Mohammad-Amin Riahi (; 1 June 1923, Khoy – 15 May 2009, Tehran) was a prominent Iranian literary scholar of Persian literature, a historian, writer and statesman.  Apart from being one of the authors of Dehkhoda Dictionary and Encyclopædia Iranica, he was the author and editor of several well-known scholarly books. Mohammad-Amin Riahi received his PHD on Persian literature from Tehran  University
under the supervision of Badiozzaman Forouzanfar. Riahi is  best known for his scholarly works on Shahnameh and Ferdowsi, Hafiz, and the ancient iranian languages (especially Azari Language). He has produced critical editions of some of the major classical Persian texts such as Mersad-al-ebad and Nozhat-al-majalis. During a course of 60 years he published numerous scholarly articles, a selection of which are gathered in a volume titled Forty essays on language, literature and history of Iran.

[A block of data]
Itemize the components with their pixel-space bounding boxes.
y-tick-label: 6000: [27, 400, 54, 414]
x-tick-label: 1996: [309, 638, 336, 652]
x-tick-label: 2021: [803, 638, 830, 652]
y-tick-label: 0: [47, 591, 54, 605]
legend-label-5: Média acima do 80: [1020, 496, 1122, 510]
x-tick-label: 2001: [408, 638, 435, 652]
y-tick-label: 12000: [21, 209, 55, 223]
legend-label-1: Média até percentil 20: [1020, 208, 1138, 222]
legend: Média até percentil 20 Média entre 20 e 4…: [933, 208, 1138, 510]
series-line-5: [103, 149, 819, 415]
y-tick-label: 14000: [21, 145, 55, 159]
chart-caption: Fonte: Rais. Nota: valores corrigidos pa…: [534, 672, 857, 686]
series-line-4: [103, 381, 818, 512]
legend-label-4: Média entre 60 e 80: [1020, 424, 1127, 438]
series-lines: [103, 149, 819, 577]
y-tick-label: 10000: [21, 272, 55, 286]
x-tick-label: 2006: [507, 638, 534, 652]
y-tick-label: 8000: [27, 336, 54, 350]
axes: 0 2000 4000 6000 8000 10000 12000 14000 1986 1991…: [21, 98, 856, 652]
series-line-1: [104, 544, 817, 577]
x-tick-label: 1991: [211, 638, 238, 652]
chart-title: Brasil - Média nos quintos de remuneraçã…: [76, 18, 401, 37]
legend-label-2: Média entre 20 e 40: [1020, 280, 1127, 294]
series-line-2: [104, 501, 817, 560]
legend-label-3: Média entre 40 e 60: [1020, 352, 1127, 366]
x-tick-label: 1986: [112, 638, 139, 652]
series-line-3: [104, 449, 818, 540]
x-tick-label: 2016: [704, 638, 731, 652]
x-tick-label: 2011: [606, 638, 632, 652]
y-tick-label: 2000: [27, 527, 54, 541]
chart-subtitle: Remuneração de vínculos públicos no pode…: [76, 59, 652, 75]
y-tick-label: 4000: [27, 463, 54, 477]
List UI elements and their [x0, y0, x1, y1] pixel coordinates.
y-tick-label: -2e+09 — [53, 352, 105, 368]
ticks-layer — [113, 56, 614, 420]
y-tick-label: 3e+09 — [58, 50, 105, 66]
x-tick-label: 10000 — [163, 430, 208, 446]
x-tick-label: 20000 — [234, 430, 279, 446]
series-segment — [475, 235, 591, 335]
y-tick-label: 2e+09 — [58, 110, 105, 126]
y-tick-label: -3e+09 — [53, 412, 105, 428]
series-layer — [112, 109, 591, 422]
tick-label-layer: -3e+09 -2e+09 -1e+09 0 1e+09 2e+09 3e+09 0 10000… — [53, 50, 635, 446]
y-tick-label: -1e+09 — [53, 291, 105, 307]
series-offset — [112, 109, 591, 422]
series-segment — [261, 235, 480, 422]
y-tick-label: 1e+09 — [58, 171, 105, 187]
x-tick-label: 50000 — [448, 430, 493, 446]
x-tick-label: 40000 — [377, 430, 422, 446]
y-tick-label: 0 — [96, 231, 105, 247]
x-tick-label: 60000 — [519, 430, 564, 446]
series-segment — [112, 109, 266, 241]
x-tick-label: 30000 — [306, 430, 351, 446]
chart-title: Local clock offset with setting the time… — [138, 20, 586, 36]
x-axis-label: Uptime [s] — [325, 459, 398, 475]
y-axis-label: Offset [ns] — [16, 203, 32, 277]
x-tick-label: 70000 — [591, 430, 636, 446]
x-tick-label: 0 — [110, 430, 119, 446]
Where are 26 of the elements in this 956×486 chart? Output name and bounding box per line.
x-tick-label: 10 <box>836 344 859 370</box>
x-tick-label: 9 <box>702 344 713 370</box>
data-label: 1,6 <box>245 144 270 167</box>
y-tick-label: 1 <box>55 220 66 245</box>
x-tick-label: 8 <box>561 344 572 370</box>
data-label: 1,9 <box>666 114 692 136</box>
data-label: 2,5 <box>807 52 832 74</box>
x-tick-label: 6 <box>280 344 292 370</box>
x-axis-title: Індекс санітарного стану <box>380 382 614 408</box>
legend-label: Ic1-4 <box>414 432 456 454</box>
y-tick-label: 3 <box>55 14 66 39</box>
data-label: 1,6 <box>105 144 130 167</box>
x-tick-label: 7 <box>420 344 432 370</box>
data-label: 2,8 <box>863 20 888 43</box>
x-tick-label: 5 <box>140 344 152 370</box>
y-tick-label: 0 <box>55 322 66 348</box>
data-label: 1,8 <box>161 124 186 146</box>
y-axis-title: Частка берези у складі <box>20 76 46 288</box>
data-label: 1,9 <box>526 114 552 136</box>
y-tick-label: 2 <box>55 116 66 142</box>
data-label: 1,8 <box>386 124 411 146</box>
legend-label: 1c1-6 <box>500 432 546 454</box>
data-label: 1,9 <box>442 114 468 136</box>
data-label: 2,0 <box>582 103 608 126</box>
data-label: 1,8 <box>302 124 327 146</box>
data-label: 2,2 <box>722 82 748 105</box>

_Required actions:_
**1.** According to the biography of Mohammad-Amin Riahi, under whose supervision did he receive his PhD?
**2.** Do the following statements agree with the biography of Mohammad-Amin Riahi? (a) Riahi was born in Khoy. (b) Riahi published scholarly articles over a period of 40 years. (c) Riahi produced a critical edition of Nozhat-al-majalis.

_Outputs for the tasks:_
**1.** Badiozzaman Forouzanfar

**2.**
(a) Yes: "1 June 1923, Khoy"
(b) No: "During a course of 60 years he published numerous scholarly articles"
(c) Yes: "He has produced critical editions of some of the major classical Persian texts such as Mersad-al-ebad and Nozhat-al-majalis."